- Work to be completed:
Collect each line holding the string "description".
────
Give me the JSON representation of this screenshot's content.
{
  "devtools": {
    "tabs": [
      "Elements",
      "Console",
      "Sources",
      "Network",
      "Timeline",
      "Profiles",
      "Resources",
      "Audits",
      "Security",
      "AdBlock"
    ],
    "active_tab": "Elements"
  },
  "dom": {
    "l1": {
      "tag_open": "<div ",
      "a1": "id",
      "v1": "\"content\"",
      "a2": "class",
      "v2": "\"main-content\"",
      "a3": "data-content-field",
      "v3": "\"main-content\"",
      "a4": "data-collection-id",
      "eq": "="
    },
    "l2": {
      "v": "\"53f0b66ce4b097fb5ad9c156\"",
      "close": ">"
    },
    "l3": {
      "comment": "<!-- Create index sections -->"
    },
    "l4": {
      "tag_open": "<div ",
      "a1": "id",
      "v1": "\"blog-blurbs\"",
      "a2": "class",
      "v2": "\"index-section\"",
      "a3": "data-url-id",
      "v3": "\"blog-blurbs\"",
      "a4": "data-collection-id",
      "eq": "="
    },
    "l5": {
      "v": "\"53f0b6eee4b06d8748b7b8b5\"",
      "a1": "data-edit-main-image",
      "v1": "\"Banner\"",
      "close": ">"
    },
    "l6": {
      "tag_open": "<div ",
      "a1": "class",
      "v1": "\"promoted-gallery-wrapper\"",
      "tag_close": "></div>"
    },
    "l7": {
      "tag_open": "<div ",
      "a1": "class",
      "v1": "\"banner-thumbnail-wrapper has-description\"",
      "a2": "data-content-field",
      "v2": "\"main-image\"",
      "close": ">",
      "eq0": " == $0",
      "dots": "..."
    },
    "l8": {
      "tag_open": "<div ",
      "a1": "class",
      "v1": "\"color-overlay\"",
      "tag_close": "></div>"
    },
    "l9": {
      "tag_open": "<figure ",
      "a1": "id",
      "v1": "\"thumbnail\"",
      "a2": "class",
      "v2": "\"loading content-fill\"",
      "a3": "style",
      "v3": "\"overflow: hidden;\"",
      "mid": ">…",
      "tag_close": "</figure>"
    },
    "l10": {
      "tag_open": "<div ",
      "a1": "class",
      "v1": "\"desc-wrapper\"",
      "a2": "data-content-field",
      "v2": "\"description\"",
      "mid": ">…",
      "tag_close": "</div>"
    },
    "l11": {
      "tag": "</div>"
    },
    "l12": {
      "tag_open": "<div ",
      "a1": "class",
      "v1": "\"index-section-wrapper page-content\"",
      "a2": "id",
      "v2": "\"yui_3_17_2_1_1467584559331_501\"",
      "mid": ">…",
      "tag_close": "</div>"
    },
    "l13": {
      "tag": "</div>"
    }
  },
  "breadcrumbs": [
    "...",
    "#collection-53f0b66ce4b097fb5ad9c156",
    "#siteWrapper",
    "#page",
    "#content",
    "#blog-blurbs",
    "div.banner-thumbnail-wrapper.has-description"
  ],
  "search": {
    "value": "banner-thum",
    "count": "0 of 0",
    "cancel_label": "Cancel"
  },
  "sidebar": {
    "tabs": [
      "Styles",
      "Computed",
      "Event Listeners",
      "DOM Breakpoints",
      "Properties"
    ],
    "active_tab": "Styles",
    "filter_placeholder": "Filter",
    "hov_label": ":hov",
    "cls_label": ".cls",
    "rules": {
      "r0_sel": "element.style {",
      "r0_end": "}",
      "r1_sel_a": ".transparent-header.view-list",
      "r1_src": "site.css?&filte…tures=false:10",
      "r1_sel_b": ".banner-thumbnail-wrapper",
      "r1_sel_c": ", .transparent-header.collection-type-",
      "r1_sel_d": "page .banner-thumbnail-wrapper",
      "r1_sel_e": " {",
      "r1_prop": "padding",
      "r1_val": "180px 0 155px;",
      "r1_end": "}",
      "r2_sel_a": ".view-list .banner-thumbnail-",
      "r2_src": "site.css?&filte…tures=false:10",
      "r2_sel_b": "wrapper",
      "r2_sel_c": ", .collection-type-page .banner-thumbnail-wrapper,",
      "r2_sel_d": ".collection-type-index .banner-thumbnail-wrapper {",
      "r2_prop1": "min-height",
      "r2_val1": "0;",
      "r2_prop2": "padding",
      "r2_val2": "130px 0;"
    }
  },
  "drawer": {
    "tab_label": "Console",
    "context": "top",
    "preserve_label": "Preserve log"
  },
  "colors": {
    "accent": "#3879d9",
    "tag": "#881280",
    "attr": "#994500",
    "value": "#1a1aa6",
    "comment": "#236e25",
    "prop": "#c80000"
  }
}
────
- Completed exercise:
      "v1": "\"banner-thumbnail-wrapper has-description\"",
      "v2": "\"description\"",
    "div.banner-thumbnail-wrapper.has-description"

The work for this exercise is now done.